(Dataset entries)
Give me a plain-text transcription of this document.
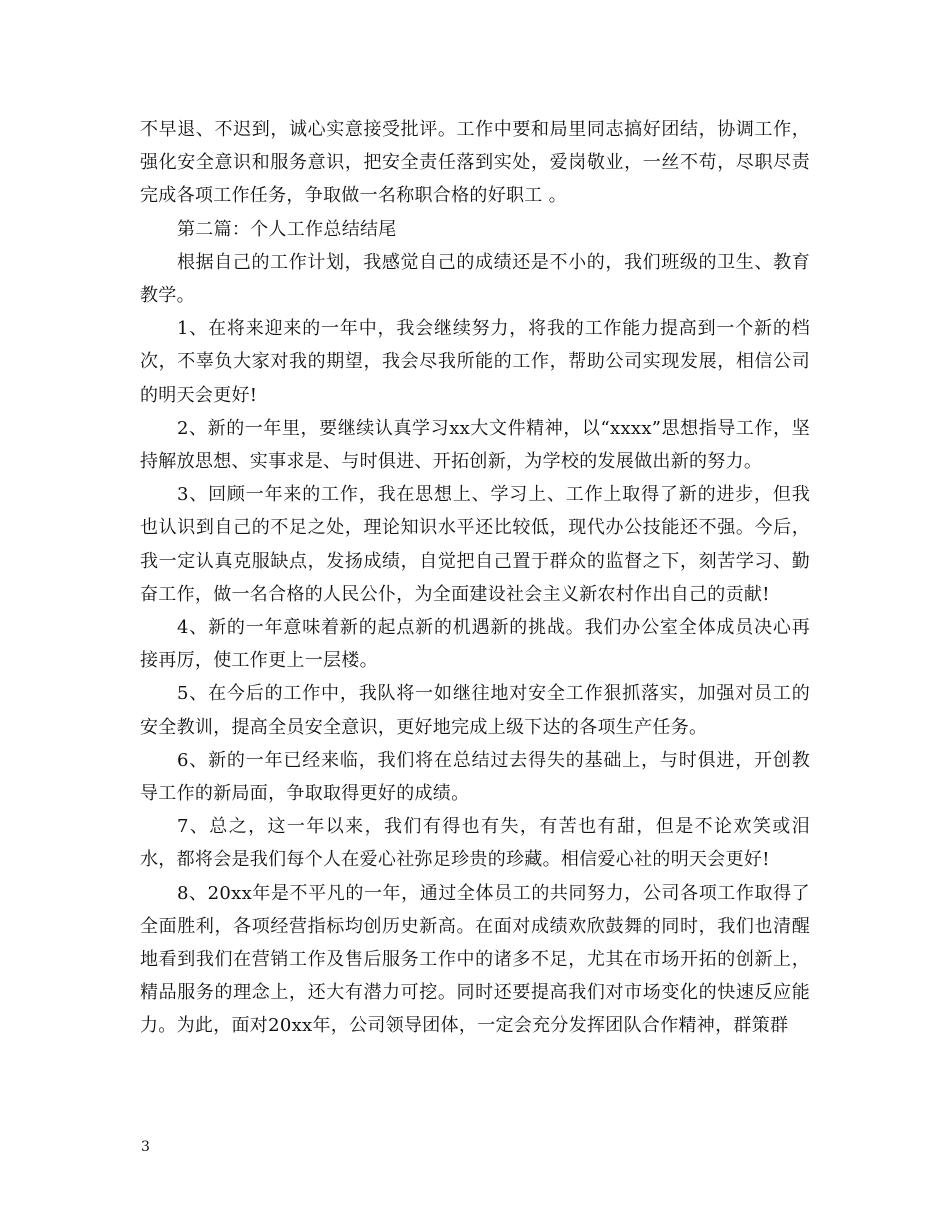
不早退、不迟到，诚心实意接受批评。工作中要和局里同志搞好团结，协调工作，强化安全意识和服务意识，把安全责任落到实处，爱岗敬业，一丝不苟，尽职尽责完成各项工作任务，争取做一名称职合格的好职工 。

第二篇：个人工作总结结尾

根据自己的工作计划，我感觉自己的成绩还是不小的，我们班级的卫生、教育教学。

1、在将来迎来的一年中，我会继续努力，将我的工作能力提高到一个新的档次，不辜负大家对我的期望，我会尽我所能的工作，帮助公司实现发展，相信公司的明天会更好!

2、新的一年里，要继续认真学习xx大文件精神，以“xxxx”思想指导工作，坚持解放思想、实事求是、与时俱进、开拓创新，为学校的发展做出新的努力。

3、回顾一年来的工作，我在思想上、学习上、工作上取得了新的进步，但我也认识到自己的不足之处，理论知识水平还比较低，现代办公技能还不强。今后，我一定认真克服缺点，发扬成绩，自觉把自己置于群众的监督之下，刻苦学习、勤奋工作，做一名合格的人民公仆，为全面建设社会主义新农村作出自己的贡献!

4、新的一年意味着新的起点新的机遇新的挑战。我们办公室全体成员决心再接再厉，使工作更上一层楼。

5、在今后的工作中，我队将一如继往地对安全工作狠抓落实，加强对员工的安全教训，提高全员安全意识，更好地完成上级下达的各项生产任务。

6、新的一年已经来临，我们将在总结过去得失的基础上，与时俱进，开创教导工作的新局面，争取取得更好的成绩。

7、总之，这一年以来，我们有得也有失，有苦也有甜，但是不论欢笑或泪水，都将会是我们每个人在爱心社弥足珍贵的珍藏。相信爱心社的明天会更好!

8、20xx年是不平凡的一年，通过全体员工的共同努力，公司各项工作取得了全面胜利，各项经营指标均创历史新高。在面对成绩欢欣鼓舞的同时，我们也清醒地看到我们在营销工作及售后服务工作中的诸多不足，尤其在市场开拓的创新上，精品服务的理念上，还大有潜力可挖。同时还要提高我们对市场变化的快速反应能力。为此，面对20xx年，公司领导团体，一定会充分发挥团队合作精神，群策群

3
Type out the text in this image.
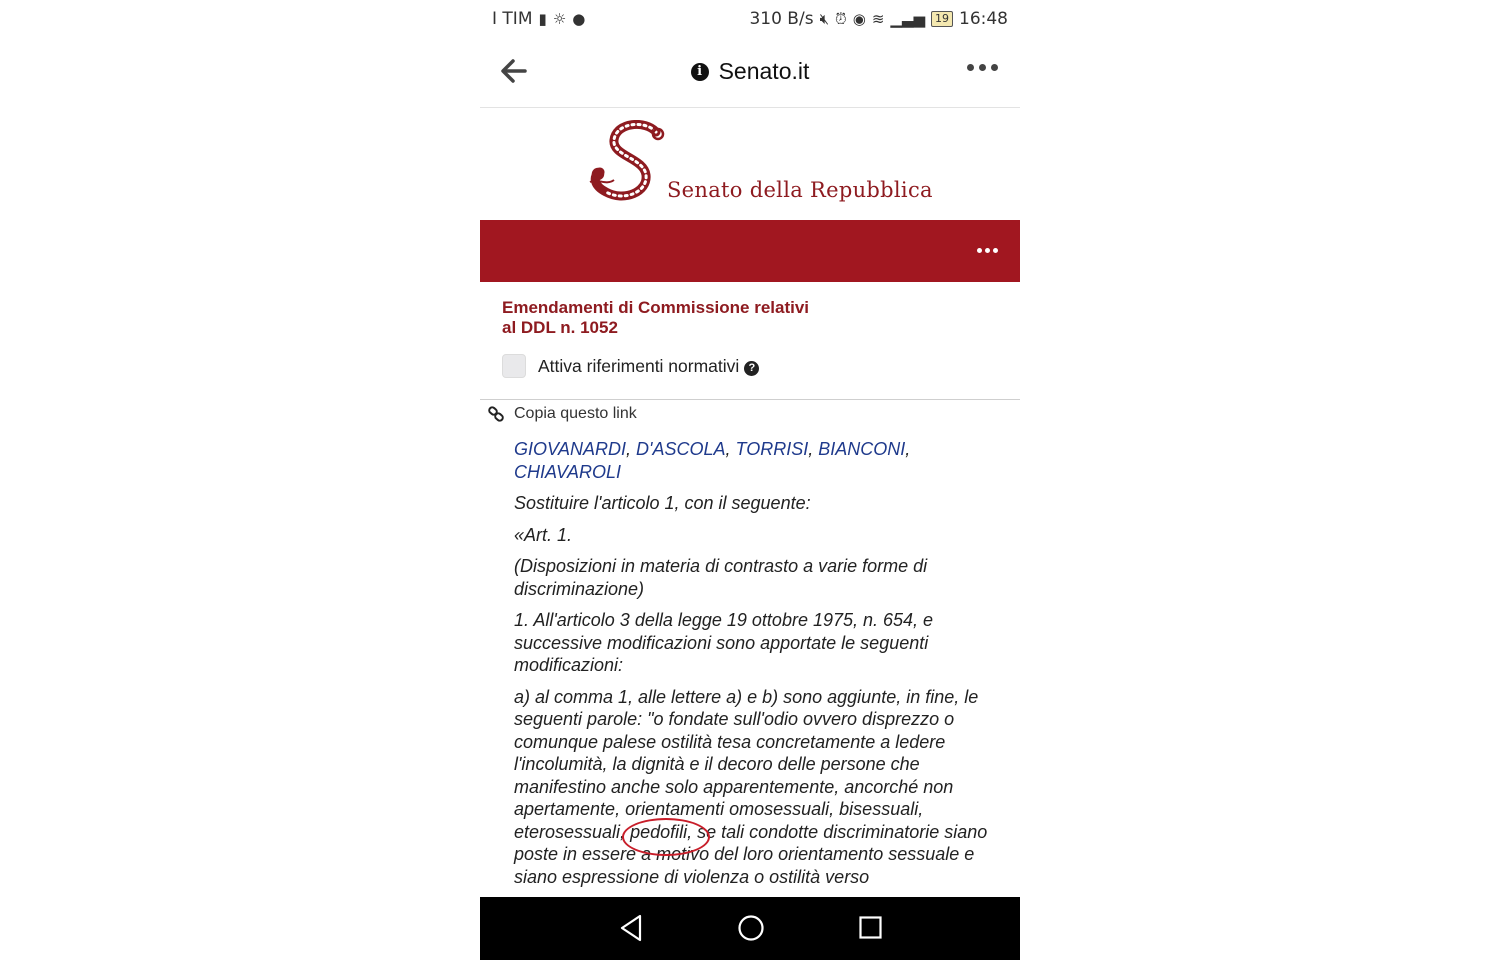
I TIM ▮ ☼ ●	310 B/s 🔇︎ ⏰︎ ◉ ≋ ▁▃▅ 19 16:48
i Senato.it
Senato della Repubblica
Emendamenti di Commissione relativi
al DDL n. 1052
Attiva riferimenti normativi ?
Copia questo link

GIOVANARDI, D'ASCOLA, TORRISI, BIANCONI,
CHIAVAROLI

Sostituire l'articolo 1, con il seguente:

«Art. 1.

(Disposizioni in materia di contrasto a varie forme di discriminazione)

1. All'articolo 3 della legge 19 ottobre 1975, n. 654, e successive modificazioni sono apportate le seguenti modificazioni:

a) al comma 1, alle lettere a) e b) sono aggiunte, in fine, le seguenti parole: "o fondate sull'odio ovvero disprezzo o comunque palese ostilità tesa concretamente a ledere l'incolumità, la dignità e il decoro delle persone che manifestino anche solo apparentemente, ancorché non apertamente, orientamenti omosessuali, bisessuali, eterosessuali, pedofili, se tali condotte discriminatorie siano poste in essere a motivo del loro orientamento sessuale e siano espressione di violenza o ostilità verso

(Directions for this task):
Where a line holds the string "Senato", copy that line.

(The reply):
i Senato.it
Senato della Repubblica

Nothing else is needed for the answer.